-- RAW RECORDS --
[START]

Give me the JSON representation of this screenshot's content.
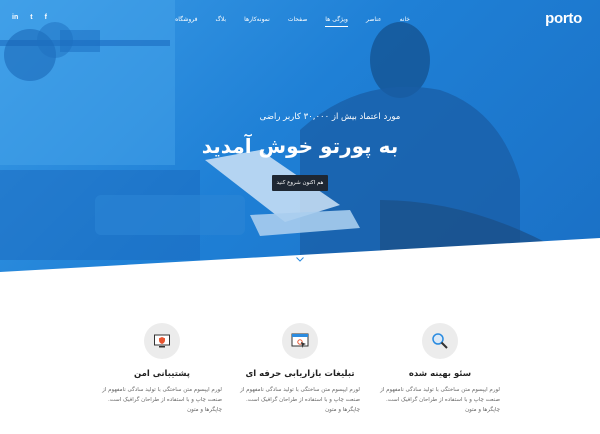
{
  "brand": {
    "logo": "porto"
  },
  "nav": {
    "items": [
      {
        "label": "خانه",
        "active": false
      },
      {
        "label": "عناصر",
        "active": false
      },
      {
        "label": "ویژگی ها",
        "active": true
      },
      {
        "label": "صفحات",
        "active": false
      },
      {
        "label": "نمونه‌کارها",
        "active": false
      },
      {
        "label": "بلاگ",
        "active": false
      },
      {
        "label": "فروشگاه",
        "active": false
      }
    ]
  },
  "social": {
    "linkedin": "in",
    "twitter": "t",
    "facebook": "f"
  },
  "hero": {
    "subtitle": "مورد اعتماد بیش از ۳۰,۰۰۰ کاربر راضی",
    "title": "به پورتو خوش آمدید",
    "button": "هم اکنون شروع کنید"
  },
  "features": [
    {
      "title": "سئو بهینه شده",
      "text": "لورم ایپسوم متن ساختگی با تولید سادگی نامفهوم از صنعت چاپ و با استفاده از طراحان گرافیک است. چاپگرها و متون",
      "icon": "magnifier-icon"
    },
    {
      "title": "تبلیغات بازاریابی حرفه ای",
      "text": "لورم ایپسوم متن ساختگی با تولید سادگی نامفهوم از صنعت چاپ و با استفاده از طراحان گرافیک است. چاپگرها و متون",
      "icon": "browser-cursor-icon"
    },
    {
      "title": "پشتیبانی امن",
      "text": "لورم ایپسوم متن ساختگی با تولید سادگی نامفهوم از صنعت چاپ و با استفاده از طراحان گرافیک است. چاپگرها و متون",
      "icon": "secure-screen-icon"
    }
  ],
  "colors": {
    "hero_blue": "#2a8be0",
    "button_dark": "#1e2733",
    "icon_circle": "#ececec"
  }
}
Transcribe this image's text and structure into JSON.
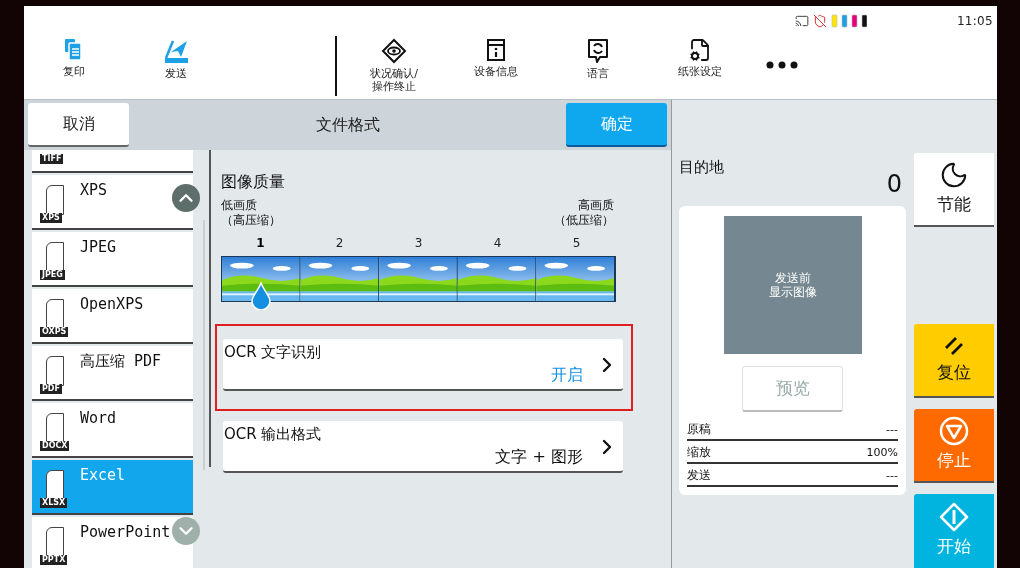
{
  "status": {
    "time": "11:05"
  },
  "toolbar": {
    "apps": [
      {
        "kind": "copy",
        "label": "复印"
      },
      {
        "kind": "send",
        "label": "发送"
      }
    ],
    "tools": [
      {
        "kind": "status",
        "label": "状况确认/",
        "label_2": "操作终止"
      },
      {
        "kind": "device",
        "label": "设备信息"
      },
      {
        "kind": "language",
        "label": "语言"
      },
      {
        "kind": "paper",
        "label": "纸张设定"
      },
      {
        "kind": "more"
      }
    ]
  },
  "header": {
    "cancel": "取消",
    "title": "文件格式",
    "ok": "确定"
  },
  "file_formats": [
    {
      "tag": "TIFF",
      "selected": false
    },
    {
      "name": "XPS",
      "tag": "XPS",
      "selected": false
    },
    {
      "name": "JPEG",
      "tag": "JPEG",
      "selected": false
    },
    {
      "name": "OpenXPS",
      "tag": "OXPS",
      "selected": false
    },
    {
      "name": "高压缩 PDF",
      "tag": "PDF",
      "selected": false
    },
    {
      "name": "Word",
      "tag": "DOCX",
      "selected": false
    },
    {
      "name": "Excel",
      "tag": "XLSX",
      "selected": true
    },
    {
      "name": "PowerPoint",
      "tag": "PPTX",
      "selected": false
    }
  ],
  "scroll": {
    "up_disabled": false,
    "down_disabled": true
  },
  "quality": {
    "title": "图像质量",
    "low_label": "低画质",
    "low_note": "（高压缩）",
    "high_label": "高画质",
    "high_note": "（低压缩）",
    "steps": [
      {
        "label": "1",
        "selected": true
      },
      {
        "label": "2",
        "selected": false
      },
      {
        "label": "3",
        "selected": false
      },
      {
        "label": "4",
        "selected": false
      },
      {
        "label": "5",
        "selected": false
      }
    ]
  },
  "settings": [
    {
      "label": "OCR 文字识别",
      "value": "开启",
      "accent": true,
      "highlighted": true
    },
    {
      "label": "OCR 输出格式",
      "value": "文字 + 图形",
      "accent": false,
      "highlighted": false
    }
  ],
  "destination": {
    "label": "目的地",
    "count": "0",
    "preview_lines": [
      "发送前",
      "显示图像"
    ],
    "preview_button": {
      "label": "预览",
      "disabled": true
    },
    "info": [
      {
        "label": "原稿",
        "value": "---"
      },
      {
        "label": "缩放",
        "value": "100%"
      },
      {
        "label": "发送",
        "value": "---"
      }
    ]
  },
  "side_buttons": [
    {
      "kind": "sleep",
      "label": "节能"
    },
    {
      "kind": "reset",
      "label": "复位"
    },
    {
      "kind": "stop",
      "label": "停止"
    },
    {
      "kind": "start",
      "label": "开始"
    }
  ]
}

[END]

-- TASK GOAL --
Give the data above again in full and unchanged, skipping the pictures.

-- SOLVED PROBLEM --
Give me the JSON representation of this screenshot's content.
{
  "brand": {
    "logo": "porto"
  },
  "nav": {
    "items": [
      {
        "label": "خانه",
        "active": false
      },
      {
        "label": "عناصر",
        "active": false
      },
      {
        "label": "ویژگی ها",
        "active": true
      },
      {
        "label": "صفحات",
        "active": false
      },
      {
        "label": "نمونه‌کارها",
        "active": false
      },
      {
        "label": "بلاگ",
        "active": false
      },
      {
        "label": "فروشگاه",
        "active": false
      }
    ]
  },
  "social": {
    "linkedin": "in",
    "twitter": "t",
    "facebook": "f"
  },
  "hero": {
    "subtitle": "مورد اعتماد بیش از ۳۰,۰۰۰ کاربر راضی",
    "title": "به پورتو خوش آمدید",
    "button": "هم اکنون شروع کنید"
  },
  "features": [
    {
      "title": "سئو بهینه شده",
      "text": "لورم ایپسوم متن ساختگی با تولید سادگی نامفهوم از صنعت چاپ و با استفاده از طراحان گرافیک است. چاپگرها و متون",
      "icon": "magnifier-icon"
    },
    {
      "title": "تبلیغات بازاریابی حرفه ای",
      "text": "لورم ایپسوم متن ساختگی با تولید سادگی نامفهوم از صنعت چاپ و با استفاده از طراحان گرافیک است. چاپگرها و متون",
      "icon": "browser-cursor-icon"
    },
    {
      "title": "پشتیبانی امن",
      "text": "لورم ایپسوم متن ساختگی با تولید سادگی نامفهوم از صنعت چاپ و با استفاده از طراحان گرافیک است. چاپگرها و متون",
      "icon": "secure-screen-icon"
    }
  ],
  "colors": {
    "hero_blue": "#2a8be0",
    "button_dark": "#1e2733",
    "icon_circle": "#ececec"
  }
}
Transcribe this image's text and structure into JSON.
{
  "status": {
    "time": "11:05"
  },
  "toolbar": {
    "apps": [
      {
        "kind": "copy",
        "label": "复印"
      },
      {
        "kind": "send",
        "label": "发送"
      }
    ],
    "tools": [
      {
        "kind": "status",
        "label": "状况确认/",
        "label_2": "操作终止"
      },
      {
        "kind": "device",
        "label": "设备信息"
      },
      {
        "kind": "language",
        "label": "语言"
      },
      {
        "kind": "paper",
        "label": "纸张设定"
      },
      {
        "kind": "more"
      }
    ]
  },
  "header": {
    "cancel": "取消",
    "title": "文件格式",
    "ok": "确定"
  },
  "file_formats": [
    {
      "tag": "TIFF",
      "selected": false
    },
    {
      "name": "XPS",
      "tag": "XPS",
      "selected": false
    },
    {
      "name": "JPEG",
      "tag": "JPEG",
      "selected": false
    },
    {
      "name": "OpenXPS",
      "tag": "OXPS",
      "selected": false
    },
    {
      "name": "高压缩 PDF",
      "tag": "PDF",
      "selected": false
    },
    {
      "name": "Word",
      "tag": "DOCX",
      "selected": false
    },
    {
      "name": "Excel",
      "tag": "XLSX",
      "selected": true
    },
    {
      "name": "PowerPoint",
      "tag": "PPTX",
      "selected": false
    }
  ],
  "scroll": {
    "up_disabled": false,
    "down_disabled": true
  },
  "quality": {
    "title": "图像质量",
    "low_label": "低画质",
    "low_note": "（高压缩）",
    "high_label": "高画质",
    "high_note": "（低压缩）",
    "steps": [
      {
        "label": "1",
        "selected": true
      },
      {
        "label": "2",
        "selected": false
      },
      {
        "label": "3",
        "selected": false
      },
      {
        "label": "4",
        "selected": false
      },
      {
        "label": "5",
        "selected": false
      }
    ]
  },
  "settings": [
    {
      "label": "OCR 文字识别",
      "value": "开启",
      "accent": true,
      "highlighted": true
    },
    {
      "label": "OCR 输出格式",
      "value": "文字 + 图形",
      "accent": false,
      "highlighted": false
    }
  ],
  "destination": {
    "label": "目的地",
    "count": "0",
    "preview_lines": [
      "发送前",
      "显示图像"
    ],
    "preview_button": {
      "label": "预览",
      "disabled": true
    },
    "info": [
      {
        "label": "原稿",
        "value": "---"
      },
      {
        "label": "缩放",
        "value": "100%"
      },
      {
        "label": "发送",
        "value": "---"
      }
    ]
  },
  "side_buttons": [
    {
      "kind": "sleep",
      "label": "节能"
    },
    {
      "kind": "reset",
      "label": "复位"
    },
    {
      "kind": "stop",
      "label": "停止"
    },
    {
      "kind": "start",
      "label": "开始"
    }
  ]
}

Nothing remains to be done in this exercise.